*WORK INSTRUCTIONS*:
Read through the records below and copy each line that uses the word "this".

*DATA TO PROCESS*:
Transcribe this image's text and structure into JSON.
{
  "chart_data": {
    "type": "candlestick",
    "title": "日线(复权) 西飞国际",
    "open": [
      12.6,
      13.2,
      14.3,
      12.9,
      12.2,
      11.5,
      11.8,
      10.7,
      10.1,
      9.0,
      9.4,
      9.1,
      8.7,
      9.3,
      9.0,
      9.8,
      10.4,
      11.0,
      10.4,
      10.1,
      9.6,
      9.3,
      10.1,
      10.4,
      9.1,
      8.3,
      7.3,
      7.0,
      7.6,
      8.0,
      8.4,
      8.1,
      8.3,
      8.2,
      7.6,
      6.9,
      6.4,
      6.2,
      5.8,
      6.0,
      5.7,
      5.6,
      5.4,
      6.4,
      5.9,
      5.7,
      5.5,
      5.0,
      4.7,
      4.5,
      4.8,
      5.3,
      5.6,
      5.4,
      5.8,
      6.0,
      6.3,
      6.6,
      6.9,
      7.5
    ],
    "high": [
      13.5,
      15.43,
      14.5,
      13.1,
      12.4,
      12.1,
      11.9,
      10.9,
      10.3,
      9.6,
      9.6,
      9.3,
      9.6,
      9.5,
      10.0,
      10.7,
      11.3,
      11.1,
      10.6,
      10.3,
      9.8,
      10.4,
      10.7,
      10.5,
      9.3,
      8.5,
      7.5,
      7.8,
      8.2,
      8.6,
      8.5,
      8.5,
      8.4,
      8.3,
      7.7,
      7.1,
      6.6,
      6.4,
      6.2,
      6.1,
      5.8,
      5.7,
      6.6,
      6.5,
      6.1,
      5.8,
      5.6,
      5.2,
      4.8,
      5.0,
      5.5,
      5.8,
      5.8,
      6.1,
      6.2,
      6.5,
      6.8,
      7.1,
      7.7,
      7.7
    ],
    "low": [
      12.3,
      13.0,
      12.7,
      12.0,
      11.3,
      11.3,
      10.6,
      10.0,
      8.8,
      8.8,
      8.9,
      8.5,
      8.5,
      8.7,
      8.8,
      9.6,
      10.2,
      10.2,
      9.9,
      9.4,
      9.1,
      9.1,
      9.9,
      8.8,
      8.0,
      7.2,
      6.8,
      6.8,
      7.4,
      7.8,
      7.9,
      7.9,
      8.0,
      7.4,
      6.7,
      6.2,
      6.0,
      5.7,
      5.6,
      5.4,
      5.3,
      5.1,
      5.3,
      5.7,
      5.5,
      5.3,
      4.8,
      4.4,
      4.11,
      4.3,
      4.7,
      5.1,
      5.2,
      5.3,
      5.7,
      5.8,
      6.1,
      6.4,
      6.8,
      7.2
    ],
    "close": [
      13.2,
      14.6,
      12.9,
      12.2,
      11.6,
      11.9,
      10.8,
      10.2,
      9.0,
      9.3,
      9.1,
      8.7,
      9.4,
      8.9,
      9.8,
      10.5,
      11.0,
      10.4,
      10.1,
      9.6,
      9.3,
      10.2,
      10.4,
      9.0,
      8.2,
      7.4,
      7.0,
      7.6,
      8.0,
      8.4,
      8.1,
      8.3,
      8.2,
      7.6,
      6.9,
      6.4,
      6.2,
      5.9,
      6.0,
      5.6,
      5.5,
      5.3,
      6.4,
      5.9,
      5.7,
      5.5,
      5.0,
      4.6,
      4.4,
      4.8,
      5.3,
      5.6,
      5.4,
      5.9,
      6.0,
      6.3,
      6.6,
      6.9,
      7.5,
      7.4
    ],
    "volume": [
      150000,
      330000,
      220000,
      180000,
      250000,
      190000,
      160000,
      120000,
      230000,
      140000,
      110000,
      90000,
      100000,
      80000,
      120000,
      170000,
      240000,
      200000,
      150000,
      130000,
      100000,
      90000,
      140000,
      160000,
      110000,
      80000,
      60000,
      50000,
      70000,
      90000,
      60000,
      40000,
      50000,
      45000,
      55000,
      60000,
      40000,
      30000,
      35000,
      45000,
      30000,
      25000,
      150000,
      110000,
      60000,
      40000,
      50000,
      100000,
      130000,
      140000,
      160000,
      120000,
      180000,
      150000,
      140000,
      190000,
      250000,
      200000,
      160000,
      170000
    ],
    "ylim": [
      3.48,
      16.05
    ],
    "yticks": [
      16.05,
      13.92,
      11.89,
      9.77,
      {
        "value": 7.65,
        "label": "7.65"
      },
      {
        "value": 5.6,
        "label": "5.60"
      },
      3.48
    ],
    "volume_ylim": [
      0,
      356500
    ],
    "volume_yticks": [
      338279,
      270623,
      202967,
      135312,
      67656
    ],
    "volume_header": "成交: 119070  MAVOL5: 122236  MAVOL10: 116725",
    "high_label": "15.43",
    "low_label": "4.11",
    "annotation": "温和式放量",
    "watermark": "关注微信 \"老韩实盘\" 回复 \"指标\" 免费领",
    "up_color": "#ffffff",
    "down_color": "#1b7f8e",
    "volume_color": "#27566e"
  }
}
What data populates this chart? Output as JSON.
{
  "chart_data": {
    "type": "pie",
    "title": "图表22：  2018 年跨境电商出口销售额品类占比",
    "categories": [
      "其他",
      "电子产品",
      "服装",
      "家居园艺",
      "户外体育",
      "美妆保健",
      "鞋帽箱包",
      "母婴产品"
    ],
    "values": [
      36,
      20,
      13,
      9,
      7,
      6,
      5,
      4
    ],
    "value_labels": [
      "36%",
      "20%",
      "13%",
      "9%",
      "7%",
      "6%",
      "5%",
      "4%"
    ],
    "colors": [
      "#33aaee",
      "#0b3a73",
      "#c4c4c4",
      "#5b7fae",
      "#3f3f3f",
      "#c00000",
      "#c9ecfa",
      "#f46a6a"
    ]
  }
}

*REPLY TO THE EXERCISE*:
Transcribe this image's text and structure into JSON.
What data populates this chart? Output as JSON.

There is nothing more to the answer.